** START Material for this exercise **
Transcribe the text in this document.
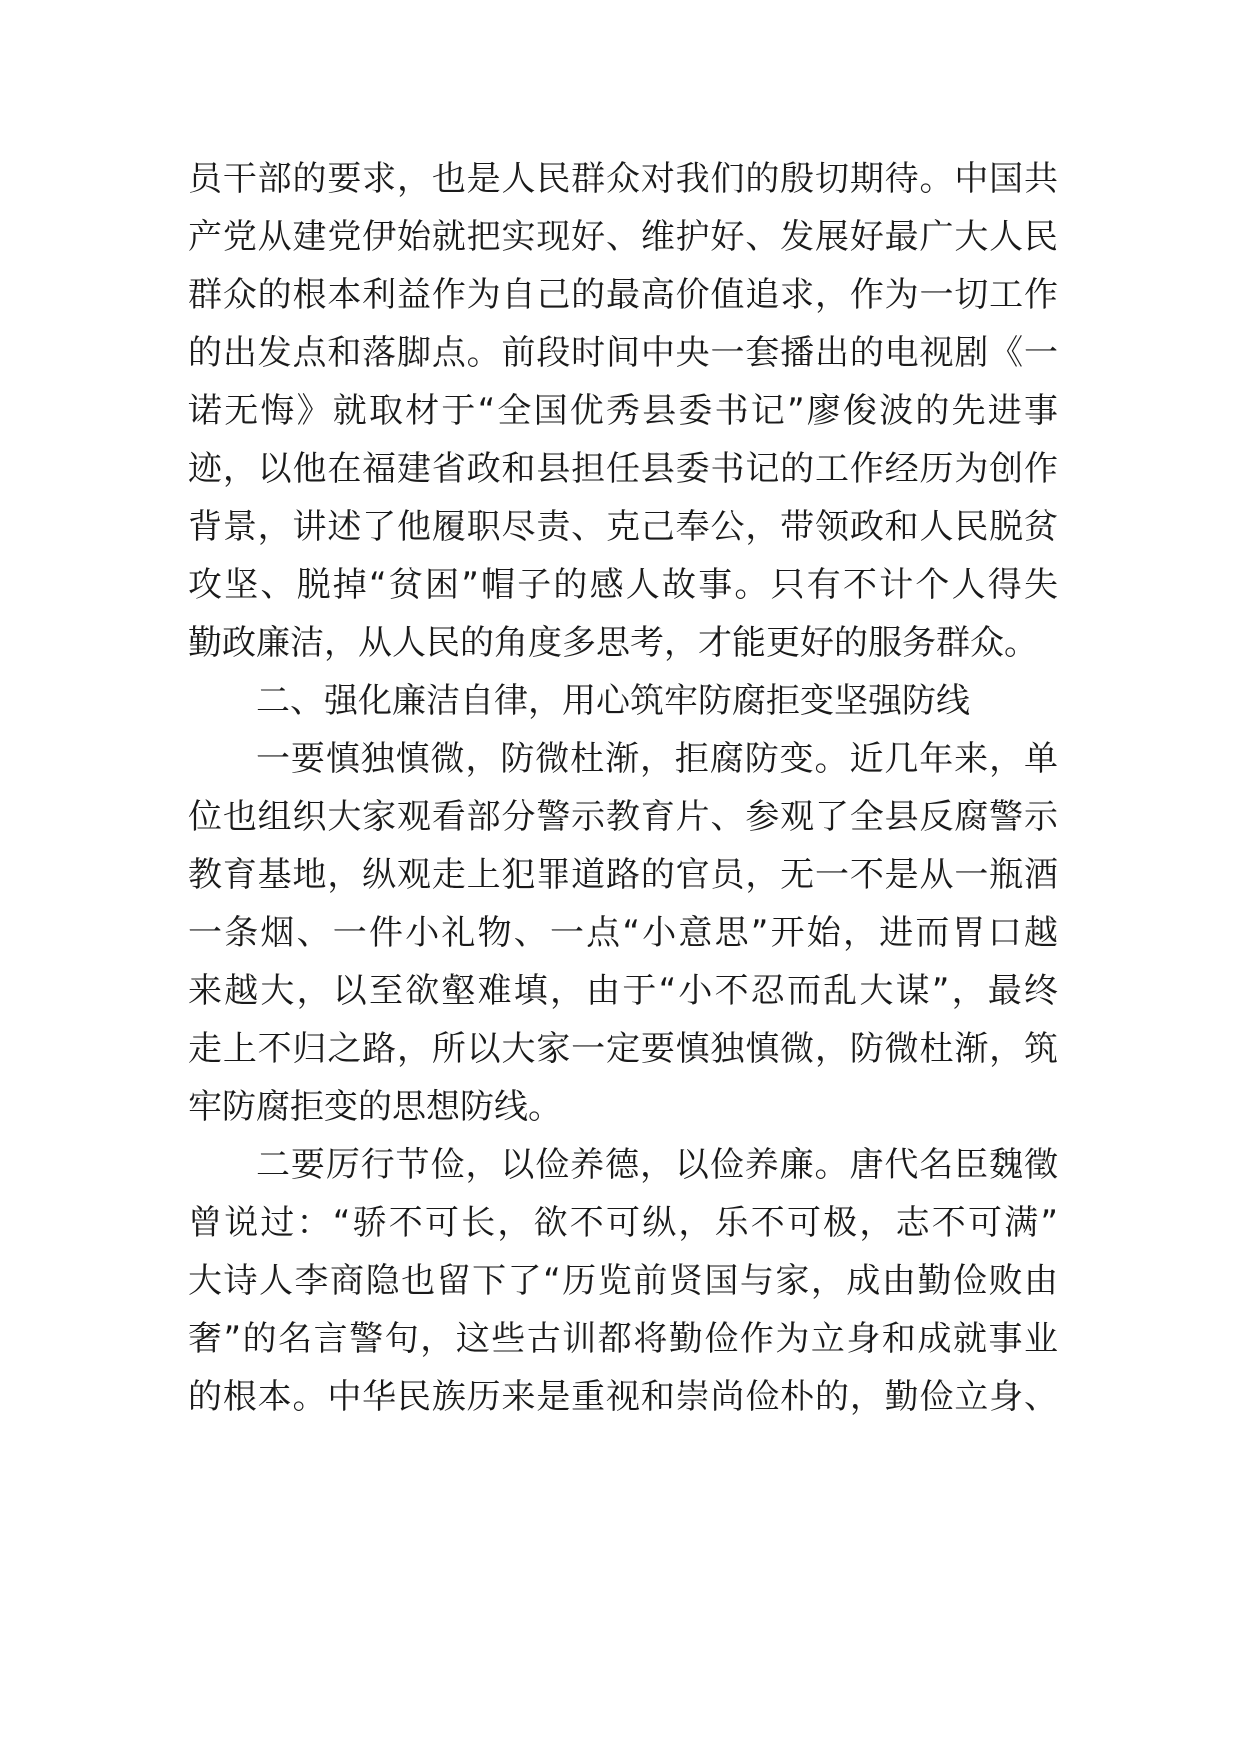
员干部的要求，也是人民群众对我们的殷切期待。中国共
产党从建党伊始就把实现好、维护好、发展好最广大人民
群众的根本利益作为自己的最高价值追求，作为一切工作
的出发点和落脚点。前段时间中央一套播出的电视剧《一
诺无悔》就取材于“全国优秀县委书记”廖俊波的先进事
迹，以他在福建省政和县担任县委书记的工作经历为创作
背景，讲述了他履职尽责、克己奉公，带领政和人民脱贫
攻坚、脱掉“贫困”帽子的感人故事。只有不计个人得失
勤政廉洁，从人民的角度多思考，才能更好的服务群众。
二、强化廉洁自律，用心筑牢防腐拒变坚强防线
一要慎独慎微，防微杜渐，拒腐防变。近几年来，单
位也组织大家观看部分警示教育片、参观了全县反腐警示
教育基地，纵观走上犯罪道路的官员，无一不是从一瓶酒
一条烟、一件小礼物、一点“小意思”开始，进而胃口越
来越大，以至欲壑难填，由于“小不忍而乱大谋”，最终
走上不归之路，所以大家一定要慎独慎微，防微杜渐，筑
牢防腐拒变的思想防线。
二要厉行节俭，以俭养德，以俭养廉。唐代名臣魏徵
曾说过：“骄不可长，欲不可纵，乐不可极，志不可满”
大诗人李商隐也留下了“历览前贤国与家，成由勤俭败由
奢”的名言警句，这些古训都将勤俭作为立身和成就事业
的根本。中华民族历来是重视和崇尚俭朴的，勤俭立身、
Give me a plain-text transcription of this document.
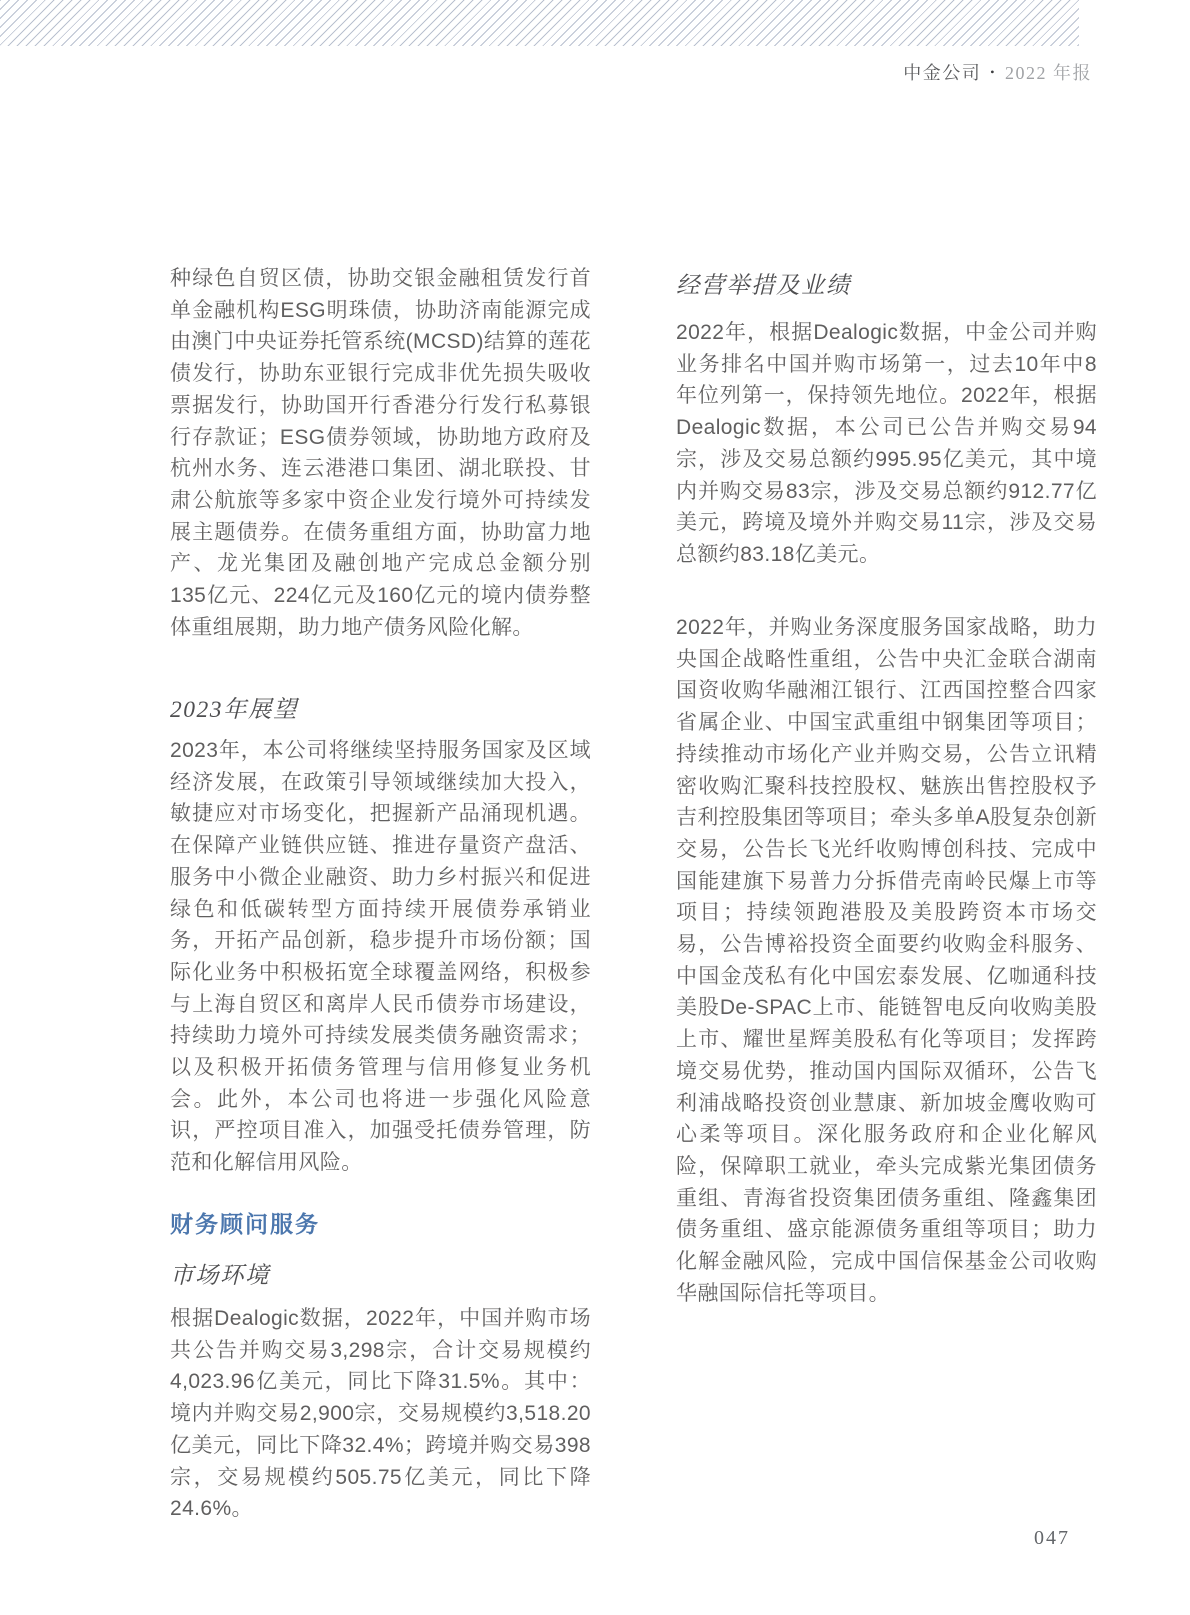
中金公司 • 2022 年报
种绿色自贸区债，协助交银金融租赁发行首单金融机构ESG明珠债，协助济南能源完成由澳门中央证券托管系统(MCSD)结算的莲花债发行，协助东亚银行完成非优先损失吸收票据发行，协助国开行香港分行发行私募银行存款证；ESG债券领域，协助地方政府及杭州水务、连云港港口集团、湖北联投、甘肃公航旅等多家中资企业发行境外可持续发展主题债券。在债务重组方面，协助富力地产、龙光集团及融创地产完成总金额分别135亿元、224亿元及160亿元的境内债券整体重组展期，助力地产债务风险化解。
2023年展望
2023年，本公司将继续坚持服务国家及区域经济发展，在政策引导领域继续加大投入，敏捷应对市场变化，把握新产品涌现机遇。在保障产业链供应链、推进存量资产盘活、服务中小微企业融资、助力乡村振兴和促进绿色和低碳转型方面持续开展债券承销业务，开拓产品创新，稳步提升市场份额；国际化业务中积极拓宽全球覆盖网络，积极参与上海自贸区和离岸人民币债券市场建设，持续助力境外可持续发展类债务融资需求；以及积极开拓债务管理与信用修复业务机会。此外，本公司也将进一步强化风险意识，严控项目准入，加强受托债券管理，防范和化解信用风险。
财务顾问服务
市场环境
根据Dealogic数据，2022年，中国并购市场共公告并购交易3,298宗，合计交易规模约4,023.96亿美元，同比下降31.5%。其中：境内并购交易2,900宗，交易规模约3,518.20亿美元，同比下降32.4%；跨境并购交易398宗，交易规模约505.75亿美元，同比下降24.6%。
经营举措及业绩
2022年，根据Dealogic数据，中金公司并购业务排名中国并购市场第一，过去10年中8年位列第一，保持领先地位。2022年，根据Dealogic数据，本公司已公告并购交易94宗，涉及交易总额约995.95亿美元，其中境内并购交易83宗，涉及交易总额约912.77亿美元，跨境及境外并购交易11宗，涉及交易总额约83.18亿美元。
2022年，并购业务深度服务国家战略，助力央国企战略性重组，公告中央汇金联合湖南国资收购华融湘江银行、江西国控整合四家省属企业、中国宝武重组中钢集团等项目；持续推动市场化产业并购交易，公告立讯精密收购汇聚科技控股权、魅族出售控股权予吉利控股集团等项目；牵头多单A股复杂创新交易，公告长飞光纤收购博创科技、完成中国能建旗下易普力分拆借壳南岭民爆上市等项目；持续领跑港股及美股跨资本市场交易，公告博裕投资全面要约收购金科服务、中国金茂私有化中国宏泰发展、亿咖通科技美股De-SPAC上市、能链智电反向收购美股上市、耀世星辉美股私有化等项目；发挥跨境交易优势，推动国内国际双循环，公告飞利浦战略投资创业慧康、新加坡金鹰收购可心柔等项目。深化服务政府和企业化解风险，保障职工就业，牵头完成紫光集团债务重组、青海省投资集团债务重组、隆鑫集团债务重组、盛京能源债务重组等项目；助力化解金融风险，完成中国信保基金公司收购华融国际信托等项目。
047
** END Material for this exercise **
_Work to be completed_.
Set the entries down again exactly. Do not include the images.

_Exercise result_.
Transcribe the text in this document.
员干部的要求，也是人民群众对我们的殷切期待。中国共
产党从建党伊始就把实现好、维护好、发展好最广大人民
群众的根本利益作为自己的最高价值追求，作为一切工作
的出发点和落脚点。前段时间中央一套播出的电视剧《一
诺无悔》就取材于“全国优秀县委书记”廖俊波的先进事
迹，以他在福建省政和县担任县委书记的工作经历为创作
背景，讲述了他履职尽责、克己奉公，带领政和人民脱贫
攻坚、脱掉“贫困”帽子的感人故事。只有不计个人得失
勤政廉洁，从人民的角度多思考，才能更好的服务群众。
二、强化廉洁自律，用心筑牢防腐拒变坚强防线
一要慎独慎微，防微杜渐，拒腐防变。近几年来，单
位也组织大家观看部分警示教育片、参观了全县反腐警示
教育基地，纵观走上犯罪道路的官员，无一不是从一瓶酒
一条烟、一件小礼物、一点“小意思”开始，进而胃口越
来越大，以至欲壑难填，由于“小不忍而乱大谋”，最终
走上不归之路，所以大家一定要慎独慎微，防微杜渐，筑
牢防腐拒变的思想防线。
二要厉行节俭，以俭养德，以俭养廉。唐代名臣魏徵
曾说过：“骄不可长，欲不可纵，乐不可极，志不可满”
大诗人李商隐也留下了“历览前贤国与家，成由勤俭败由
奢”的名言警句，这些古训都将勤俭作为立身和成就事业
的根本。中华民族历来是重视和崇尚俭朴的，勤俭立身、
Give me a plain-text transcription of this document.
中金公司 • 2022 年报
种绿色自贸区债，协助交银金融租赁发行首单金融机构ESG明珠债，协助济南能源完成由澳门中央证券托管系统(MCSD)结算的莲花债发行，协助东亚银行完成非优先损失吸收票据发行，协助国开行香港分行发行私募银行存款证；ESG债券领域，协助地方政府及杭州水务、连云港港口集团、湖北联投、甘肃公航旅等多家中资企业发行境外可持续发展主题债券。在债务重组方面，协助富力地产、龙光集团及融创地产完成总金额分别135亿元、224亿元及160亿元的境内债券整体重组展期，助力地产债务风险化解。
2023年展望
2023年，本公司将继续坚持服务国家及区域经济发展，在政策引导领域继续加大投入，敏捷应对市场变化，把握新产品涌现机遇。在保障产业链供应链、推进存量资产盘活、服务中小微企业融资、助力乡村振兴和促进绿色和低碳转型方面持续开展债券承销业务，开拓产品创新，稳步提升市场份额；国际化业务中积极拓宽全球覆盖网络，积极参与上海自贸区和离岸人民币债券市场建设，持续助力境外可持续发展类债务融资需求；以及积极开拓债务管理与信用修复业务机会。此外，本公司也将进一步强化风险意识，严控项目准入，加强受托债券管理，防范和化解信用风险。
财务顾问服务
市场环境
根据Dealogic数据，2022年，中国并购市场共公告并购交易3,298宗，合计交易规模约4,023.96亿美元，同比下降31.5%。其中：境内并购交易2,900宗，交易规模约3,518.20亿美元，同比下降32.4%；跨境并购交易398宗，交易规模约505.75亿美元，同比下降24.6%。
经营举措及业绩
2022年，根据Dealogic数据，中金公司并购业务排名中国并购市场第一，过去10年中8年位列第一，保持领先地位。2022年，根据Dealogic数据，本公司已公告并购交易94宗，涉及交易总额约995.95亿美元，其中境内并购交易83宗，涉及交易总额约912.77亿美元，跨境及境外并购交易11宗，涉及交易总额约83.18亿美元。
2022年，并购业务深度服务国家战略，助力央国企战略性重组，公告中央汇金联合湖南国资收购华融湘江银行、江西国控整合四家省属企业、中国宝武重组中钢集团等项目；持续推动市场化产业并购交易，公告立讯精密收购汇聚科技控股权、魅族出售控股权予吉利控股集团等项目；牵头多单A股复杂创新交易，公告长飞光纤收购博创科技、完成中国能建旗下易普力分拆借壳南岭民爆上市等项目；持续领跑港股及美股跨资本市场交易，公告博裕投资全面要约收购金科服务、中国金茂私有化中国宏泰发展、亿咖通科技美股De-SPAC上市、能链智电反向收购美股上市、耀世星辉美股私有化等项目；发挥跨境交易优势，推动国内国际双循环，公告飞利浦战略投资创业慧康、新加坡金鹰收购可心柔等项目。深化服务政府和企业化解风险，保障职工就业，牵头完成紫光集团债务重组、青海省投资集团债务重组、隆鑫集团债务重组、盛京能源债务重组等项目；助力化解金融风险，完成中国信保基金公司收购华融国际信托等项目。
047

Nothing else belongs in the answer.